WHAT YOU WILL DO: Copy out each line of the data holding "color".

DATA TO USE:
********
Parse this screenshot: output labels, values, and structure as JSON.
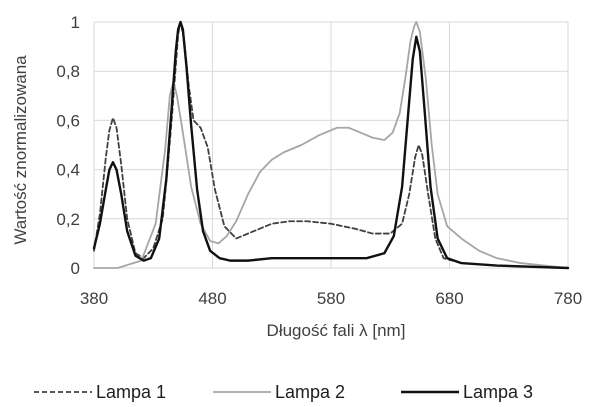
{
  "chart_data": {
    "type": "line",
    "title": "",
    "xlabel": "Długość fali λ [nm]",
    "ylabel": "Wartość znormalizowana",
    "xlim": [
      380,
      780
    ],
    "ylim": [
      0,
      1
    ],
    "xticks": [
      380,
      480,
      580,
      680,
      780
    ],
    "xtick_labels": [
      "380",
      "480",
      "580",
      "680",
      "780"
    ],
    "yticks": [
      0,
      0.2,
      0.4,
      0.6,
      0.8,
      1
    ],
    "ytick_labels": [
      "0",
      "0,2",
      "0,4",
      "0,6",
      "0,8",
      "1"
    ],
    "grid": true,
    "legend_position": "bottom",
    "series": [
      {
        "name": "Lampa 1",
        "color": "#404040",
        "dash": "dashed",
        "points": [
          [
            380,
            0.07
          ],
          [
            385,
            0.22
          ],
          [
            390,
            0.45
          ],
          [
            393,
            0.56
          ],
          [
            396,
            0.61
          ],
          [
            399,
            0.57
          ],
          [
            403,
            0.42
          ],
          [
            408,
            0.2
          ],
          [
            415,
            0.06
          ],
          [
            422,
            0.04
          ],
          [
            430,
            0.08
          ],
          [
            438,
            0.2
          ],
          [
            442,
            0.4
          ],
          [
            446,
            0.63
          ],
          [
            449,
            0.82
          ],
          [
            451,
            0.95
          ],
          [
            453,
            1.0
          ],
          [
            456,
            0.93
          ],
          [
            460,
            0.74
          ],
          [
            464,
            0.6
          ],
          [
            470,
            0.57
          ],
          [
            476,
            0.49
          ],
          [
            482,
            0.32
          ],
          [
            490,
            0.17
          ],
          [
            500,
            0.12
          ],
          [
            515,
            0.15
          ],
          [
            530,
            0.18
          ],
          [
            545,
            0.19
          ],
          [
            560,
            0.19
          ],
          [
            580,
            0.18
          ],
          [
            600,
            0.16
          ],
          [
            615,
            0.14
          ],
          [
            630,
            0.14
          ],
          [
            640,
            0.18
          ],
          [
            646,
            0.3
          ],
          [
            651,
            0.45
          ],
          [
            654,
            0.5
          ],
          [
            657,
            0.46
          ],
          [
            662,
            0.3
          ],
          [
            668,
            0.12
          ],
          [
            675,
            0.04
          ],
          [
            690,
            0.02
          ],
          [
            720,
            0.01
          ],
          [
            780,
            0.0
          ]
        ]
      },
      {
        "name": "Lampa 2",
        "color": "#a6a6a6",
        "dash": "solid",
        "points": [
          [
            380,
            0.0
          ],
          [
            400,
            0.0
          ],
          [
            420,
            0.03
          ],
          [
            432,
            0.18
          ],
          [
            440,
            0.48
          ],
          [
            444,
            0.7
          ],
          [
            447,
            0.76
          ],
          [
            450,
            0.7
          ],
          [
            455,
            0.55
          ],
          [
            462,
            0.33
          ],
          [
            470,
            0.18
          ],
          [
            478,
            0.11
          ],
          [
            485,
            0.1
          ],
          [
            492,
            0.13
          ],
          [
            500,
            0.19
          ],
          [
            510,
            0.3
          ],
          [
            520,
            0.39
          ],
          [
            530,
            0.44
          ],
          [
            540,
            0.47
          ],
          [
            555,
            0.5
          ],
          [
            570,
            0.54
          ],
          [
            585,
            0.57
          ],
          [
            595,
            0.57
          ],
          [
            605,
            0.55
          ],
          [
            615,
            0.53
          ],
          [
            625,
            0.52
          ],
          [
            632,
            0.55
          ],
          [
            638,
            0.63
          ],
          [
            643,
            0.78
          ],
          [
            647,
            0.92
          ],
          [
            650,
            0.98
          ],
          [
            652,
            1.0
          ],
          [
            655,
            0.96
          ],
          [
            660,
            0.77
          ],
          [
            665,
            0.5
          ],
          [
            670,
            0.3
          ],
          [
            678,
            0.17
          ],
          [
            690,
            0.12
          ],
          [
            705,
            0.07
          ],
          [
            720,
            0.04
          ],
          [
            740,
            0.02
          ],
          [
            760,
            0.01
          ],
          [
            780,
            0.0
          ]
        ]
      },
      {
        "name": "Lampa 3",
        "color": "#111111",
        "dash": "solid",
        "points": [
          [
            380,
            0.08
          ],
          [
            385,
            0.18
          ],
          [
            390,
            0.32
          ],
          [
            393,
            0.4
          ],
          [
            396,
            0.43
          ],
          [
            399,
            0.4
          ],
          [
            403,
            0.3
          ],
          [
            408,
            0.15
          ],
          [
            415,
            0.05
          ],
          [
            422,
            0.03
          ],
          [
            428,
            0.04
          ],
          [
            435,
            0.12
          ],
          [
            441,
            0.36
          ],
          [
            446,
            0.68
          ],
          [
            449,
            0.88
          ],
          [
            451,
            0.97
          ],
          [
            453,
            1.0
          ],
          [
            455,
            0.97
          ],
          [
            458,
            0.82
          ],
          [
            462,
            0.58
          ],
          [
            467,
            0.32
          ],
          [
            472,
            0.15
          ],
          [
            478,
            0.07
          ],
          [
            486,
            0.04
          ],
          [
            495,
            0.03
          ],
          [
            510,
            0.03
          ],
          [
            530,
            0.04
          ],
          [
            560,
            0.04
          ],
          [
            590,
            0.04
          ],
          [
            610,
            0.04
          ],
          [
            625,
            0.06
          ],
          [
            633,
            0.13
          ],
          [
            640,
            0.33
          ],
          [
            645,
            0.62
          ],
          [
            649,
            0.85
          ],
          [
            652,
            0.94
          ],
          [
            655,
            0.88
          ],
          [
            659,
            0.64
          ],
          [
            664,
            0.33
          ],
          [
            670,
            0.12
          ],
          [
            678,
            0.04
          ],
          [
            690,
            0.02
          ],
          [
            720,
            0.01
          ],
          [
            780,
            0.0
          ]
        ]
      }
    ]
  }
}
********
EXERCISE ANSWER:
        "color": "#404040",
        "color": "#a6a6a6",
        "color": "#111111",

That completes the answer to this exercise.